[Start of DATA SECTION]

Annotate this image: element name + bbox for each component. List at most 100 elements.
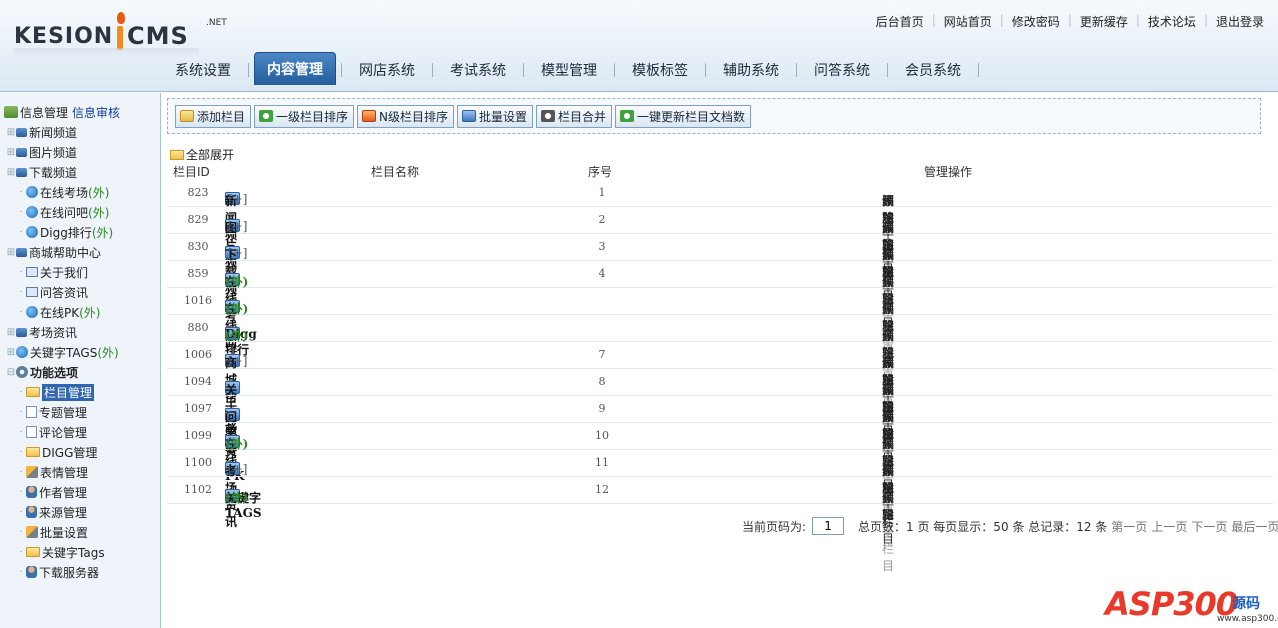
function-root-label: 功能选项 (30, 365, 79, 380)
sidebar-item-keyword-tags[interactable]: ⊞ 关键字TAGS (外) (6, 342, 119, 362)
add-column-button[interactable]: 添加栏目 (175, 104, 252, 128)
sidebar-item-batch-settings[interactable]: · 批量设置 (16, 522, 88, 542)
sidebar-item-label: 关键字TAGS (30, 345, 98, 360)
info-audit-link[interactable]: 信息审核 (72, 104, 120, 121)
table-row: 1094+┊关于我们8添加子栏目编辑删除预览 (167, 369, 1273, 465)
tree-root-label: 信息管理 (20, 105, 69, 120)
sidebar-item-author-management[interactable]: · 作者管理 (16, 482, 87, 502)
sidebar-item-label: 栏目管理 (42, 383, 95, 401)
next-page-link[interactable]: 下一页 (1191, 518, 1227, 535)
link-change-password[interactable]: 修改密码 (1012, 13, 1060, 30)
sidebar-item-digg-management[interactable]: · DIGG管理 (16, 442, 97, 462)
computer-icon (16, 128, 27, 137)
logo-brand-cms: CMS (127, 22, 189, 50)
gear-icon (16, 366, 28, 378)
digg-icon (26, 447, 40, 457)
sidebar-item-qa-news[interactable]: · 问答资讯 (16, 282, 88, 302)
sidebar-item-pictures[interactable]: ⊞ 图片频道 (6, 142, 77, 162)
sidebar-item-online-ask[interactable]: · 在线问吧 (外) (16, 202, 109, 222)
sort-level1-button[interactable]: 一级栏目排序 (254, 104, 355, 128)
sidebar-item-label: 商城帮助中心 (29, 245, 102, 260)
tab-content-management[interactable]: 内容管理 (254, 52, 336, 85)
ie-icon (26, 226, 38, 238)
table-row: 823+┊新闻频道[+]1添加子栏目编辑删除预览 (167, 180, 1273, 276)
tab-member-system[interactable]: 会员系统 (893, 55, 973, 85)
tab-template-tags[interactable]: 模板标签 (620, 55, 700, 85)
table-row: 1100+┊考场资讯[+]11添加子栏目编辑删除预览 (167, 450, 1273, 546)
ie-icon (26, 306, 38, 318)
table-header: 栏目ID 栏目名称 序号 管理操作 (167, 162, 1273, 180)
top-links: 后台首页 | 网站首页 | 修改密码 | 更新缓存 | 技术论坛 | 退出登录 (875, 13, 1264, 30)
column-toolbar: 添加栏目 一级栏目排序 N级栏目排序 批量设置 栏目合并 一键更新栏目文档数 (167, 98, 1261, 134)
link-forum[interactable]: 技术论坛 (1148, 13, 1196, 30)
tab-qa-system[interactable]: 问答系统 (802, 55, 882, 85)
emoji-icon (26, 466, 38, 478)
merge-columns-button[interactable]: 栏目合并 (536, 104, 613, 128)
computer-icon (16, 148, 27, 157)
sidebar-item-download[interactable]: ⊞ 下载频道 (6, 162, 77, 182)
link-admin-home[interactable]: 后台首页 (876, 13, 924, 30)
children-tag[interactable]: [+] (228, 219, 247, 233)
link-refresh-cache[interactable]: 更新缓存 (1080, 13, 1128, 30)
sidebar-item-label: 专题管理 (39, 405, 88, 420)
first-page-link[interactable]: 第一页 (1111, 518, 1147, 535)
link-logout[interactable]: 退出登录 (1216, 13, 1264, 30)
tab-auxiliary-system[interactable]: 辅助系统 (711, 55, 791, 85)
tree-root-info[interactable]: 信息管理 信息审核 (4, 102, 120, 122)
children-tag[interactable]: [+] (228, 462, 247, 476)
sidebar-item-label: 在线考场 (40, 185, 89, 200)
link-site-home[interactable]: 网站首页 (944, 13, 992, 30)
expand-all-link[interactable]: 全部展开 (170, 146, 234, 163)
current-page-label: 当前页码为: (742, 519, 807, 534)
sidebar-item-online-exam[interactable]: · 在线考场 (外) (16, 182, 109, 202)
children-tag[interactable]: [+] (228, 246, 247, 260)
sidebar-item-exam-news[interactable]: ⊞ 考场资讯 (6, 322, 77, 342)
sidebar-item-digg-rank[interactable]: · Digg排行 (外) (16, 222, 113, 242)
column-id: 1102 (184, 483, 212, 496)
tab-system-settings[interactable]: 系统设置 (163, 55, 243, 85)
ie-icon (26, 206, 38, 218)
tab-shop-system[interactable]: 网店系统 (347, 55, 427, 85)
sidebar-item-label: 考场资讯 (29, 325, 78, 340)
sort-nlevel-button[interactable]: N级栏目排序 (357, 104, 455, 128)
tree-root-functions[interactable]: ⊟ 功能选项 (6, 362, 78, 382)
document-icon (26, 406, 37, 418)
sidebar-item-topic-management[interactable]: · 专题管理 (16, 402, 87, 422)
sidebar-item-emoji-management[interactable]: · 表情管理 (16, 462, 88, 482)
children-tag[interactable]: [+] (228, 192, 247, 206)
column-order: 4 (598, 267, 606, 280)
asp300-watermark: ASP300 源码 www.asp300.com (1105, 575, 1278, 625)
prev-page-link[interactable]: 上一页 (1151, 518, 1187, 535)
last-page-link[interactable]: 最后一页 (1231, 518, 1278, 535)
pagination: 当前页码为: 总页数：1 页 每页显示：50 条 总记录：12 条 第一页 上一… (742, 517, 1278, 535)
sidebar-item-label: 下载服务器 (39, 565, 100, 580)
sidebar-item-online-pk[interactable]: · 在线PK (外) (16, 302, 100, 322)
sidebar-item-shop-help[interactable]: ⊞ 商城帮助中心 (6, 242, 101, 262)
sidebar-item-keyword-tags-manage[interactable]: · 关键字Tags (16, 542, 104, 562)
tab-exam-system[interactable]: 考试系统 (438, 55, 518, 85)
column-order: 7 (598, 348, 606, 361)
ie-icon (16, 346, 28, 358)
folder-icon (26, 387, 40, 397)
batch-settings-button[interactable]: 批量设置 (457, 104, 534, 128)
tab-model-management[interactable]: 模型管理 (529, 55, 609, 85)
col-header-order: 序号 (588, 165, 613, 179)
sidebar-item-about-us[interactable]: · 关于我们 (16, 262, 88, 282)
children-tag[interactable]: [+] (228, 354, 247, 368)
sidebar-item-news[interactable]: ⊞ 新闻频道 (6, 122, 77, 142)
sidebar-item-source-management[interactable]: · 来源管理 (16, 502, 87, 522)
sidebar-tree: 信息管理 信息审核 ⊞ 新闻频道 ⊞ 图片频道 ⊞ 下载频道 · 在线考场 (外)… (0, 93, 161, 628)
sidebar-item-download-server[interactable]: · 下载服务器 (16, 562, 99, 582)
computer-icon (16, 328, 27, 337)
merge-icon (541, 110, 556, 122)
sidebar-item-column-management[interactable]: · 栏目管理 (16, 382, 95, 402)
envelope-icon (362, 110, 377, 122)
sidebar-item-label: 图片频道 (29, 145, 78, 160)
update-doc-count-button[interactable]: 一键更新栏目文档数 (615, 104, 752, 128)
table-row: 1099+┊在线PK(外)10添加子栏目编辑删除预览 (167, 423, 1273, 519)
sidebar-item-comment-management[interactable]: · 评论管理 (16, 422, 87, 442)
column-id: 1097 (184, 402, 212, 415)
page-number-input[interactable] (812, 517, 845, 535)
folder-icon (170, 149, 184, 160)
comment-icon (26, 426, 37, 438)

[End of DATA SECTION]

EXERCISE DETAILS. Copy all of the data above line for line, keeping every character the same. Leave the pictures out.

TASK RESPONSE.
Annotate this image: element name + bbox for each component. List at most 100 elements.
function-root-label: 功能选项 (30, 365, 79, 380)
sidebar-item-keyword-tags[interactable]: ⊞ 关键字TAGS (外) (6, 342, 119, 362)
add-column-button[interactable]: 添加栏目 (175, 104, 252, 128)
sidebar-item-batch-settings[interactable]: · 批量设置 (16, 522, 88, 542)
sidebar-item-label: 关键字TAGS (30, 345, 98, 360)
info-audit-link[interactable]: 信息审核 (72, 104, 120, 121)
table-row: 1094+┊关于我们8添加子栏目编辑删除预览 (167, 369, 1273, 465)
tree-root-label: 信息管理 (20, 105, 69, 120)
sidebar-item-author-management[interactable]: · 作者管理 (16, 482, 87, 502)
sidebar-item-label: 栏目管理 (42, 383, 95, 401)
next-page-link[interactable]: 下一页 (1191, 518, 1227, 535)
link-change-password[interactable]: 修改密码 (1012, 13, 1060, 30)
sidebar-item-digg-management[interactable]: · DIGG管理 (16, 442, 97, 462)
computer-icon (16, 128, 27, 137)
logo-brand-cms: CMS (127, 22, 189, 50)
gear-icon (16, 366, 28, 378)
digg-icon (26, 447, 40, 457)
sidebar-item-qa-news[interactable]: · 问答资讯 (16, 282, 88, 302)
sidebar-item-pictures[interactable]: ⊞ 图片频道 (6, 142, 77, 162)
sidebar-item-online-ask[interactable]: · 在线问吧 (外) (16, 202, 109, 222)
sort-level1-button[interactable]: 一级栏目排序 (254, 104, 355, 128)
sidebar-item-label: 商城帮助中心 (29, 245, 102, 260)
tab-content-management[interactable]: 内容管理 (254, 52, 336, 85)
ie-icon (26, 226, 38, 238)
table-row: 823+┊新闻频道[+]1添加子栏目编辑删除预览 (167, 180, 1273, 276)
tab-member-system[interactable]: 会员系统 (893, 55, 973, 85)
tab-template-tags[interactable]: 模板标签 (620, 55, 700, 85)
table-row: 1100+┊考场资讯[+]11添加子栏目编辑删除预览 (167, 450, 1273, 546)
ie-icon (26, 306, 38, 318)
table-header: 栏目ID 栏目名称 序号 管理操作 (167, 162, 1273, 180)
top-links: 后台首页 | 网站首页 | 修改密码 | 更新缓存 | 技术论坛 | 退出登录 (875, 13, 1264, 30)
column-toolbar: 添加栏目 一级栏目排序 N级栏目排序 批量设置 栏目合并 一键更新栏目文档数 (167, 98, 1261, 134)
link-forum[interactable]: 技术论坛 (1148, 13, 1196, 30)
tab-qa-system[interactable]: 问答系统 (802, 55, 882, 85)
emoji-icon (26, 466, 38, 478)
merge-columns-button[interactable]: 栏目合并 (536, 104, 613, 128)
computer-icon (16, 148, 27, 157)
sidebar-item-download[interactable]: ⊞ 下载频道 (6, 162, 77, 182)
link-admin-home[interactable]: 后台首页 (876, 13, 924, 30)
children-tag[interactable]: [+] (228, 219, 247, 233)
link-refresh-cache[interactable]: 更新缓存 (1080, 13, 1128, 30)
sidebar-item-label: 专题管理 (39, 405, 88, 420)
first-page-link[interactable]: 第一页 (1111, 518, 1147, 535)
link-logout[interactable]: 退出登录 (1216, 13, 1264, 30)
tab-auxiliary-system[interactable]: 辅助系统 (711, 55, 791, 85)
tree-root-info[interactable]: 信息管理 信息审核 (4, 102, 120, 122)
children-tag[interactable]: [+] (228, 462, 247, 476)
sidebar-item-label: 在线考场 (40, 185, 89, 200)
link-site-home[interactable]: 网站首页 (944, 13, 992, 30)
expand-all-link[interactable]: 全部展开 (170, 146, 234, 163)
current-page-label: 当前页码为: (742, 519, 807, 534)
sidebar-item-online-exam[interactable]: · 在线考场 (外) (16, 182, 109, 202)
children-tag[interactable]: [+] (228, 246, 247, 260)
sidebar-item-exam-news[interactable]: ⊞ 考场资讯 (6, 322, 77, 342)
sidebar-item-digg-rank[interactable]: · Digg排行 (外) (16, 222, 113, 242)
column-id: 1102 (184, 483, 212, 496)
tab-system-settings[interactable]: 系统设置 (163, 55, 243, 85)
ie-icon (26, 206, 38, 218)
tab-shop-system[interactable]: 网店系统 (347, 55, 427, 85)
sidebar-item-label: 考场资讯 (29, 325, 78, 340)
sort-nlevel-button[interactable]: N级栏目排序 (357, 104, 455, 128)
tree-root-functions[interactable]: ⊟ 功能选项 (6, 362, 78, 382)
document-icon (26, 406, 37, 418)
sidebar-item-topic-management[interactable]: · 专题管理 (16, 402, 87, 422)
sidebar-item-emoji-management[interactable]: · 表情管理 (16, 462, 88, 482)
children-tag[interactable]: [+] (228, 192, 247, 206)
column-order: 4 (598, 267, 606, 280)
asp300-watermark: ASP300 源码 www.asp300.com (1105, 575, 1278, 625)
prev-page-link[interactable]: 上一页 (1151, 518, 1187, 535)
last-page-link[interactable]: 最后一页 (1231, 518, 1278, 535)
pagination: 当前页码为: 总页数：1 页 每页显示：50 条 总记录：12 条 第一页 上一… (742, 517, 1278, 535)
sidebar-item-label: 下载服务器 (39, 565, 100, 580)
sidebar-item-online-pk[interactable]: · 在线PK (外) (16, 302, 100, 322)
sidebar-item-shop-help[interactable]: ⊞ 商城帮助中心 (6, 242, 101, 262)
sidebar-item-keyword-tags-manage[interactable]: · 关键字Tags (16, 542, 104, 562)
tab-exam-system[interactable]: 考试系统 (438, 55, 518, 85)
column-order: 7 (598, 348, 606, 361)
ie-icon (16, 346, 28, 358)
folder-icon (26, 387, 40, 397)
batch-settings-button[interactable]: 批量设置 (457, 104, 534, 128)
tab-model-management[interactable]: 模型管理 (529, 55, 609, 85)
col-header-order: 序号 (588, 165, 613, 179)
sidebar-item-about-us[interactable]: · 关于我们 (16, 262, 88, 282)
children-tag[interactable]: [+] (228, 354, 247, 368)
sidebar-item-news[interactable]: ⊞ 新闻频道 (6, 122, 77, 142)
sidebar-item-source-management[interactable]: · 来源管理 (16, 502, 87, 522)
sidebar-tree: 信息管理 信息审核 ⊞ 新闻频道 ⊞ 图片频道 ⊞ 下载频道 · 在线考场 (外)… (0, 93, 161, 628)
sidebar-item-download-server[interactable]: · 下载服务器 (16, 562, 99, 582)
computer-icon (16, 328, 27, 337)
merge-icon (541, 110, 556, 122)
sidebar-item-column-management[interactable]: · 栏目管理 (16, 382, 95, 402)
envelope-icon (362, 110, 377, 122)
sidebar-item-label: 图片频道 (29, 145, 78, 160)
update-doc-count-button[interactable]: 一键更新栏目文档数 (615, 104, 752, 128)
table-row: 1099+┊在线PK(外)10添加子栏目编辑删除预览 (167, 423, 1273, 519)
sidebar-item-comment-management[interactable]: · 评论管理 (16, 422, 87, 442)
column-id: 1097 (184, 402, 212, 415)
page-number-input[interactable] (812, 517, 845, 535)
folder-icon (170, 149, 184, 160)
comment-icon (26, 426, 37, 438)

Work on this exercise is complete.